[Begin GIVEN ENTRIES]

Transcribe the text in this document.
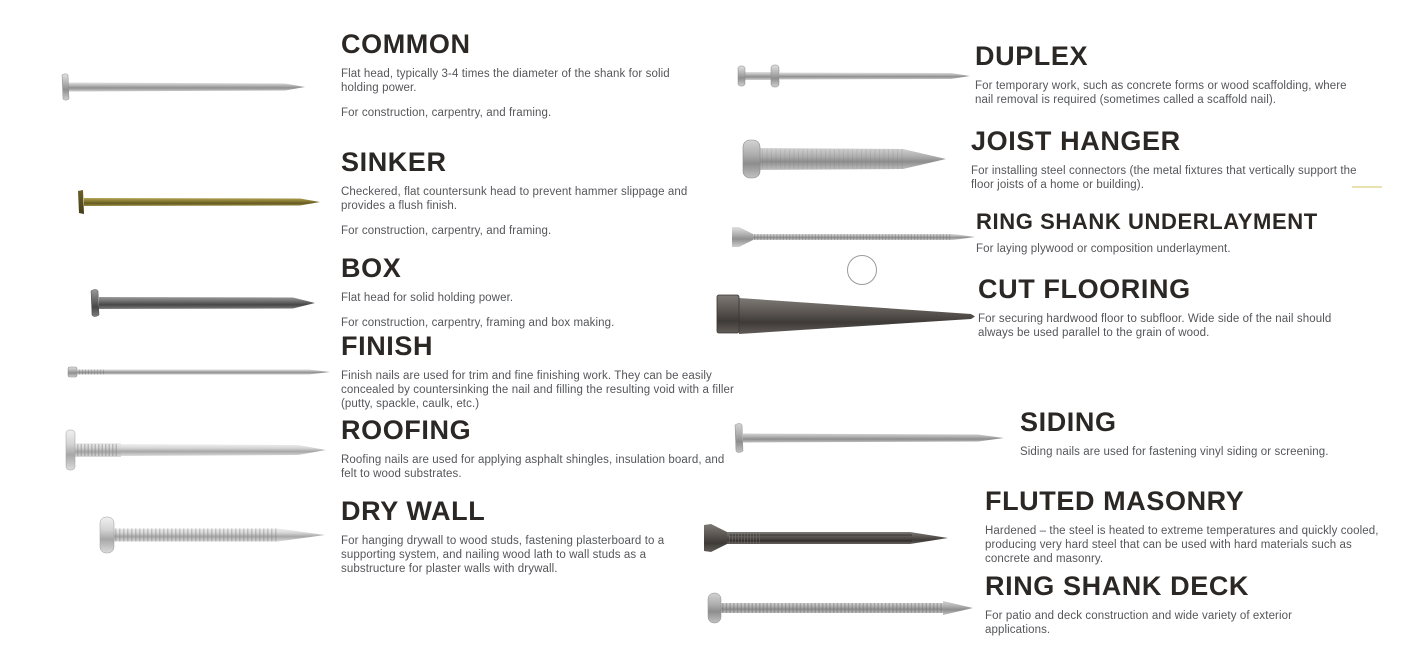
COMMON

Flat head, typically 3-4 times the diameter of the shank for solid holding power.

For construction, carpentry, and framing.

SINKER

Checkered, flat countersunk head to prevent hammer slippage and provides a flush finish.

For construction, carpentry, and framing.

BOX

Flat head for solid holding power.

For construction, carpentry, framing and box making.

FINISH

Finish nails are used for trim and fine finishing work. They can be easily concealed by countersinking the nail and filling the resulting void with a filler (putty, spackle, caulk, etc.)

ROOFING

Roofing nails are used for applying asphalt shingles, insulation board, and felt to wood substrates.

DRY WALL

For hanging drywall to wood studs, fastening plasterboard to a supporting system, and nailing wood lath to wall studs as a substructure for plaster walls with drywall.

DUPLEX

For temporary work, such as concrete forms or wood scaffolding, where nail removal is required (sometimes called a scaffold nail).

JOIST HANGER

For installing steel connectors (the metal fixtures that vertically support the floor joists of a home or building).

RING SHANK UNDERLAYMENT

For laying plywood or composition underlayment.

CUT FLOORING

For securing hardwood floor to subfloor. Wide side of the nail should always be used parallel to the grain of wood.

SIDING

Siding nails are used for fastening vinyl siding or screening.

FLUTED MASONRY

Hardened – the steel is heated to extreme temperatures and quickly cooled, producing very hard steel that can be used with hard materials such as concrete and masonry.

RING SHANK DECK

For patio and deck construction and wide variety of exterior applications.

[End GIVEN ENTRIES]

> **TASK DIRECTIONS**
Without the pictures, retype the whole of the material above exactly.

> **SOLVED PROBLEM**
Transcribe the text in this document.
COMMON

Flat head, typically 3-4 times the diameter of the shank for solid holding power.

For construction, carpentry, and framing.

SINKER

Checkered, flat countersunk head to prevent hammer slippage and provides a flush finish.

For construction, carpentry, and framing.

BOX

Flat head for solid holding power.

For construction, carpentry, framing and box making.

FINISH

Finish nails are used for trim and fine finishing work. They can be easily concealed by countersinking the nail and filling the resulting void with a filler (putty, spackle, caulk, etc.)

ROOFING

Roofing nails are used for applying asphalt shingles, insulation board, and felt to wood substrates.

DRY WALL

For hanging drywall to wood studs, fastening plasterboard to a supporting system, and nailing wood lath to wall studs as a substructure for plaster walls with drywall.

DUPLEX

For temporary work, such as concrete forms or wood scaffolding, where nail removal is required (sometimes called a scaffold nail).

JOIST HANGER

For installing steel connectors (the metal fixtures that vertically support the floor joists of a home or building).

RING SHANK UNDERLAYMENT

For laying plywood or composition underlayment.

CUT FLOORING

For securing hardwood floor to subfloor. Wide side of the nail should always be used parallel to the grain of wood.

SIDING

Siding nails are used for fastening vinyl siding or screening.

FLUTED MASONRY

Hardened – the steel is heated to extreme temperatures and quickly cooled, producing very hard steel that can be used with hard materials such as concrete and masonry.

RING SHANK DECK

For patio and deck construction and wide variety of exterior applications.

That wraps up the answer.